Output the records. Match them exactly.

[Data entries]
____________________
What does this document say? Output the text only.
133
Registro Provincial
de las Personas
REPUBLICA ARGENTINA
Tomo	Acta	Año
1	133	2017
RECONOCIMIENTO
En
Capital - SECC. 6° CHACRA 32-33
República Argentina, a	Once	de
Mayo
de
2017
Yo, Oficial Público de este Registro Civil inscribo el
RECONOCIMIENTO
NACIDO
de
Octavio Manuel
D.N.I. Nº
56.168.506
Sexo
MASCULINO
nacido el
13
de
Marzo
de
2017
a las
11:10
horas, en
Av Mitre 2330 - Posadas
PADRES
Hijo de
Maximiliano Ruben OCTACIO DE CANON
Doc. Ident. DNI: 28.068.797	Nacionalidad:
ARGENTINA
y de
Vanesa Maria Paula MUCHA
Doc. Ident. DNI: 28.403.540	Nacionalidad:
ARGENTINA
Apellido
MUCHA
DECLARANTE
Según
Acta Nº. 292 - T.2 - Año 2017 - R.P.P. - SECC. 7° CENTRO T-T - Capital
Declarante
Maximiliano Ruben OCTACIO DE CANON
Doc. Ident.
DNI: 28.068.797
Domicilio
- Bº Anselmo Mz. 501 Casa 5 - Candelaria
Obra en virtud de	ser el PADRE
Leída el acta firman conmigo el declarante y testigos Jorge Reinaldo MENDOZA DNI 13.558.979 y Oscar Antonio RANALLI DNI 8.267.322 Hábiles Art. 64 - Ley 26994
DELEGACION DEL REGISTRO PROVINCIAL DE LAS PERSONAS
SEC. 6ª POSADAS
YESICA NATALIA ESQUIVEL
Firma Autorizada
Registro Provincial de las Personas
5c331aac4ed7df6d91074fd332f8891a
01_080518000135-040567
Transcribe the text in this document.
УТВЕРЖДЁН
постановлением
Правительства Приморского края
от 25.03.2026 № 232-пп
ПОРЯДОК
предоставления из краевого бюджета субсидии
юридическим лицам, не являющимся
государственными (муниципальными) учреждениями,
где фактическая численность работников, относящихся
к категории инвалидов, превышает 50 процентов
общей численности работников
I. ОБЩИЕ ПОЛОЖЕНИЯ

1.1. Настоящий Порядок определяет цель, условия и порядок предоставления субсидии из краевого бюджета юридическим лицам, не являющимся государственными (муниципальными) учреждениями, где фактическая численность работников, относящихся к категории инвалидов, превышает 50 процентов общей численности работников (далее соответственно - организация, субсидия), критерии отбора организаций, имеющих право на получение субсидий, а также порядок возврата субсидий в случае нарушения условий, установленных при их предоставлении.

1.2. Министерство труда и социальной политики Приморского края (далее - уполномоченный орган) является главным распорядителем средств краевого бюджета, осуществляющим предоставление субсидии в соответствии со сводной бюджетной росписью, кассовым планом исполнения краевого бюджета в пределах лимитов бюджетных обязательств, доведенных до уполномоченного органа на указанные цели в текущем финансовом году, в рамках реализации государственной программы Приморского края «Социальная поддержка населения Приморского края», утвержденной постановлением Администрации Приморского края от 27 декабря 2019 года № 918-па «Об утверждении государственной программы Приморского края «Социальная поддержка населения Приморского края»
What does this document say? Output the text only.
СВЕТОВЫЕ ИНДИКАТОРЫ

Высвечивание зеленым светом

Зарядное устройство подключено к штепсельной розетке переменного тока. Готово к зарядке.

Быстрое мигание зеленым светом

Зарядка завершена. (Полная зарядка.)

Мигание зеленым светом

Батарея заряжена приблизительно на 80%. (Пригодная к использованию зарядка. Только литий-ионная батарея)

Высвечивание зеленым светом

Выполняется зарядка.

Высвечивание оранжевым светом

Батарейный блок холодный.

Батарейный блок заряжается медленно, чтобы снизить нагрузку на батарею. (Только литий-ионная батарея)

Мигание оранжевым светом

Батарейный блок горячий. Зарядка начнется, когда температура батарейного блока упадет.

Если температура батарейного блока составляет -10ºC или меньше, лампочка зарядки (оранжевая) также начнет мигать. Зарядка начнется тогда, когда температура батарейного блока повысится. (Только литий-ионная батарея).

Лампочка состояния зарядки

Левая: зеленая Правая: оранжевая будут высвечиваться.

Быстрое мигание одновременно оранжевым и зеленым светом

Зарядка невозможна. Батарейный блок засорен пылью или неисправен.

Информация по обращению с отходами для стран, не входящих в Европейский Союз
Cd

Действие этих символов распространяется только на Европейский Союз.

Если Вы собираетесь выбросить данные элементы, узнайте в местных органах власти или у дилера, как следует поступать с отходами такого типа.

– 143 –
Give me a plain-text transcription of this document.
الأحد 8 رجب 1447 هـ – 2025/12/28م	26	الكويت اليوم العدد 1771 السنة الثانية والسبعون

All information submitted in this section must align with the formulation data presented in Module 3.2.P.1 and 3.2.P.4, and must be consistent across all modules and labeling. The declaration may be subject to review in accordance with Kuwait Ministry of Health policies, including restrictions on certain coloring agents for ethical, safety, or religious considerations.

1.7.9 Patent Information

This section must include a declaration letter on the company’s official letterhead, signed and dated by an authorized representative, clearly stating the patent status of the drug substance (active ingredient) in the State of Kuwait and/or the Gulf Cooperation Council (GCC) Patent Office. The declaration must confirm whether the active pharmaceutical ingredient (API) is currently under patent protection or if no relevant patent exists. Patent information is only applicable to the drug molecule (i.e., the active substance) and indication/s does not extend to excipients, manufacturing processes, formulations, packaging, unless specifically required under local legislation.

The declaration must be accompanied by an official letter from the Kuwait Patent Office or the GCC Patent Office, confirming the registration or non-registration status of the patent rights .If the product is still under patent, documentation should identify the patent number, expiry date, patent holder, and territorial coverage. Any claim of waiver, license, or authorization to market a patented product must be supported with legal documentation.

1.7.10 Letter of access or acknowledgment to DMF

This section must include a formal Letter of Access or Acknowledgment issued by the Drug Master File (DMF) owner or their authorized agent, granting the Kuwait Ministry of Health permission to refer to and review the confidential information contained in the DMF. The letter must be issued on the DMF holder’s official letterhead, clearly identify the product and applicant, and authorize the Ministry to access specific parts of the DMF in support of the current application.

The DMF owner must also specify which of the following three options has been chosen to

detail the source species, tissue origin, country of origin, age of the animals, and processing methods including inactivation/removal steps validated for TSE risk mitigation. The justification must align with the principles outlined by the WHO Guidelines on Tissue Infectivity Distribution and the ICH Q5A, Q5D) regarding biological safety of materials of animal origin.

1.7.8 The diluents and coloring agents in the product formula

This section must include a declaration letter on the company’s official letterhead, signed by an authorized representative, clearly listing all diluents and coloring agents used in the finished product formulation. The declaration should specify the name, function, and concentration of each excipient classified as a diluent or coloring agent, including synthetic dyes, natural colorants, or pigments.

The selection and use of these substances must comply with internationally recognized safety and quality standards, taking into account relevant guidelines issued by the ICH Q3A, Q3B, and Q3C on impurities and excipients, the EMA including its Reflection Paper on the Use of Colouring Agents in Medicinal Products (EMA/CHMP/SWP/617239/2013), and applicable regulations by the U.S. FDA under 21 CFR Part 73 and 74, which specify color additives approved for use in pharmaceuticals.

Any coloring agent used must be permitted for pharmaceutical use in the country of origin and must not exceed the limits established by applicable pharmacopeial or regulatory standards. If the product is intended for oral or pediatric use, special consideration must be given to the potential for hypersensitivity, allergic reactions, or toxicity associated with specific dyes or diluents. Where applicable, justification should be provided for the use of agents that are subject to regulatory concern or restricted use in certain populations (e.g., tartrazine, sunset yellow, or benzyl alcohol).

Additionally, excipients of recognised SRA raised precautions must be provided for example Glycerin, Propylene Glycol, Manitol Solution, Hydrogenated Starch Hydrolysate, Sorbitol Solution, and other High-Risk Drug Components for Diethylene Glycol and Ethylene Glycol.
____________________
Result:
What does this document say? Output the text only.
133
Registro Provincial
de las Personas
REPUBLICA ARGENTINA
Tomo	Acta	Año
1	133	2017
RECONOCIMIENTO
En
Capital - SECC. 6° CHACRA 32-33
República Argentina, a	Once	de
Mayo
de
2017
Yo, Oficial Público de este Registro Civil inscribo el
RECONOCIMIENTO
NACIDO
de
Octavio Manuel
D.N.I. Nº
56.168.506
Sexo
MASCULINO
nacido el
13
de
Marzo
de
2017
a las
11:10
horas, en
Av Mitre 2330 - Posadas
PADRES
Hijo de
Maximiliano Ruben OCTACIO DE CANON
Doc. Ident. DNI: 28.068.797	Nacionalidad:
ARGENTINA
y de
Vanesa Maria Paula MUCHA
Doc. Ident. DNI: 28.403.540	Nacionalidad:
ARGENTINA
Apellido
MUCHA
DECLARANTE
Según
Acta Nº. 292 - T.2 - Año 2017 - R.P.P. - SECC. 7° CENTRO T-T - Capital
Declarante
Maximiliano Ruben OCTACIO DE CANON
Doc. Ident.
DNI: 28.068.797
Domicilio
- Bº Anselmo Mz. 501 Casa 5 - Candelaria
Obra en virtud de	ser el PADRE
Leída el acta firman conmigo el declarante y testigos Jorge Reinaldo MENDOZA DNI 13.558.979 y Oscar Antonio RANALLI DNI 8.267.322 Hábiles Art. 64 - Ley 26994
DELEGACION DEL REGISTRO PROVINCIAL DE LAS PERSONAS
SEC. 6ª POSADAS
YESICA NATALIA ESQUIVEL
Firma Autorizada
Registro Provincial de las Personas
5c331aac4ed7df6d91074fd332f8891a
01_080518000135-040567
Transcribe the text in this document.
УТВЕРЖДЁН
постановлением
Правительства Приморского края
от 25.03.2026 № 232-пп
ПОРЯДОК
предоставления из краевого бюджета субсидии
юридическим лицам, не являющимся
государственными (муниципальными) учреждениями,
где фактическая численность работников, относящихся
к категории инвалидов, превышает 50 процентов
общей численности работников
I. ОБЩИЕ ПОЛОЖЕНИЯ

1.1. Настоящий Порядок определяет цель, условия и порядок предоставления субсидии из краевого бюджета юридическим лицам, не являющимся государственными (муниципальными) учреждениями, где фактическая численность работников, относящихся к категории инвалидов, превышает 50 процентов общей численности работников (далее соответственно - организация, субсидия), критерии отбора организаций, имеющих право на получение субсидий, а также порядок возврата субсидий в случае нарушения условий, установленных при их предоставлении.

1.2. Министерство труда и социальной политики Приморского края (далее - уполномоченный орган) является главным распорядителем средств краевого бюджета, осуществляющим предоставление субсидии в соответствии со сводной бюджетной росписью, кассовым планом исполнения краевого бюджета в пределах лимитов бюджетных обязательств, доведенных до уполномоченного органа на указанные цели в текущем финансовом году, в рамках реализации государственной программы Приморского края «Социальная поддержка населения Приморского края», утвержденной постановлением Администрации Приморского края от 27 декабря 2019 года № 918-па «Об утверждении государственной программы Приморского края «Социальная поддержка населения Приморского края»
What does this document say? Output the text only.
СВЕТОВЫЕ ИНДИКАТОРЫ

Высвечивание зеленым светом

Зарядное устройство подключено к штепсельной розетке переменного тока. Готово к зарядке.

Быстрое мигание зеленым светом

Зарядка завершена. (Полная зарядка.)

Мигание зеленым светом

Батарея заряжена приблизительно на 80%. (Пригодная к использованию зарядка. Только литий-ионная батарея)

Высвечивание зеленым светом

Выполняется зарядка.

Высвечивание оранжевым светом

Батарейный блок холодный.

Батарейный блок заряжается медленно, чтобы снизить нагрузку на батарею. (Только литий-ионная батарея)

Мигание оранжевым светом

Батарейный блок горячий. Зарядка начнется, когда температура батарейного блока упадет.

Если температура батарейного блока составляет -10ºC или меньше, лампочка зарядки (оранжевая) также начнет мигать. Зарядка начнется тогда, когда температура батарейного блока повысится. (Только литий-ионная батарея).

Лампочка состояния зарядки

Левая: зеленая Правая: оранжевая будут высвечиваться.

Быстрое мигание одновременно оранжевым и зеленым светом

Зарядка невозможна. Батарейный блок засорен пылью или неисправен.

Информация по обращению с отходами для стран, не входящих в Европейский Союз
Cd

Действие этих символов распространяется только на Европейский Союз.

Если Вы собираетесь выбросить данные элементы, узнайте в местных органах власти или у дилера, как следует поступать с отходами такого типа.

– 143 –
Give me a plain-text transcription of this document.
الأحد 8 رجب 1447 هـ – 2025/12/28م	26	الكويت اليوم العدد 1771 السنة الثانية والسبعون

All information submitted in this section must align with the formulation data presented in Module 3.2.P.1 and 3.2.P.4, and must be consistent across all modules and labeling. The declaration may be subject to review in accordance with Kuwait Ministry of Health policies, including restrictions on certain coloring agents for ethical, safety, or religious considerations.

1.7.9 Patent Information

This section must include a declaration letter on the company’s official letterhead, signed and dated by an authorized representative, clearly stating the patent status of the drug substance (active ingredient) in the State of Kuwait and/or the Gulf Cooperation Council (GCC) Patent Office. The declaration must confirm whether the active pharmaceutical ingredient (API) is currently under patent protection or if no relevant patent exists. Patent information is only applicable to the drug molecule (i.e., the active substance) and indication/s does not extend to excipients, manufacturing processes, formulations, packaging, unless specifically required under local legislation.

The declaration must be accompanied by an official letter from the Kuwait Patent Office or the GCC Patent Office, confirming the registration or non-registration status of the patent rights .If the product is still under patent, documentation should identify the patent number, expiry date, patent holder, and territorial coverage. Any claim of waiver, license, or authorization to market a patented product must be supported with legal documentation.

1.7.10 Letter of access or acknowledgment to DMF

This section must include a formal Letter of Access or Acknowledgment issued by the Drug Master File (DMF) owner or their authorized agent, granting the Kuwait Ministry of Health permission to refer to and review the confidential information contained in the DMF. The letter must be issued on the DMF holder’s official letterhead, clearly identify the product and applicant, and authorize the Ministry to access specific parts of the DMF in support of the current application.

The DMF owner must also specify which of the following three options has been chosen to

detail the source species, tissue origin, country of origin, age of the animals, and processing methods including inactivation/removal steps validated for TSE risk mitigation. The justification must align with the principles outlined by the WHO Guidelines on Tissue Infectivity Distribution and the ICH Q5A, Q5D) regarding biological safety of materials of animal origin.

1.7.8 The diluents and coloring agents in the product formula

This section must include a declaration letter on the company’s official letterhead, signed by an authorized representative, clearly listing all diluents and coloring agents used in the finished product formulation. The declaration should specify the name, function, and concentration of each excipient classified as a diluent or coloring agent, including synthetic dyes, natural colorants, or pigments.

The selection and use of these substances must comply with internationally recognized safety and quality standards, taking into account relevant guidelines issued by the ICH Q3A, Q3B, and Q3C on impurities and excipients, the EMA including its Reflection Paper on the Use of Colouring Agents in Medicinal Products (EMA/CHMP/SWP/617239/2013), and applicable regulations by the U.S. FDA under 21 CFR Part 73 and 74, which specify color additives approved for use in pharmaceuticals.

Any coloring agent used must be permitted for pharmaceutical use in the country of origin and must not exceed the limits established by applicable pharmacopeial or regulatory standards. If the product is intended for oral or pediatric use, special consideration must be given to the potential for hypersensitivity, allergic reactions, or toxicity associated with specific dyes or diluents. Where applicable, justification should be provided for the use of agents that are subject to regulatory concern or restricted use in certain populations (e.g., tartrazine, sunset yellow, or benzyl alcohol).

Additionally, excipients of recognised SRA raised precautions must be provided for example Glycerin, Propylene Glycol, Manitol Solution, Hydrogenated Starch Hydrolysate, Sorbitol Solution, and other High-Risk Drug Components for Diethylene Glycol and Ethylene Glycol.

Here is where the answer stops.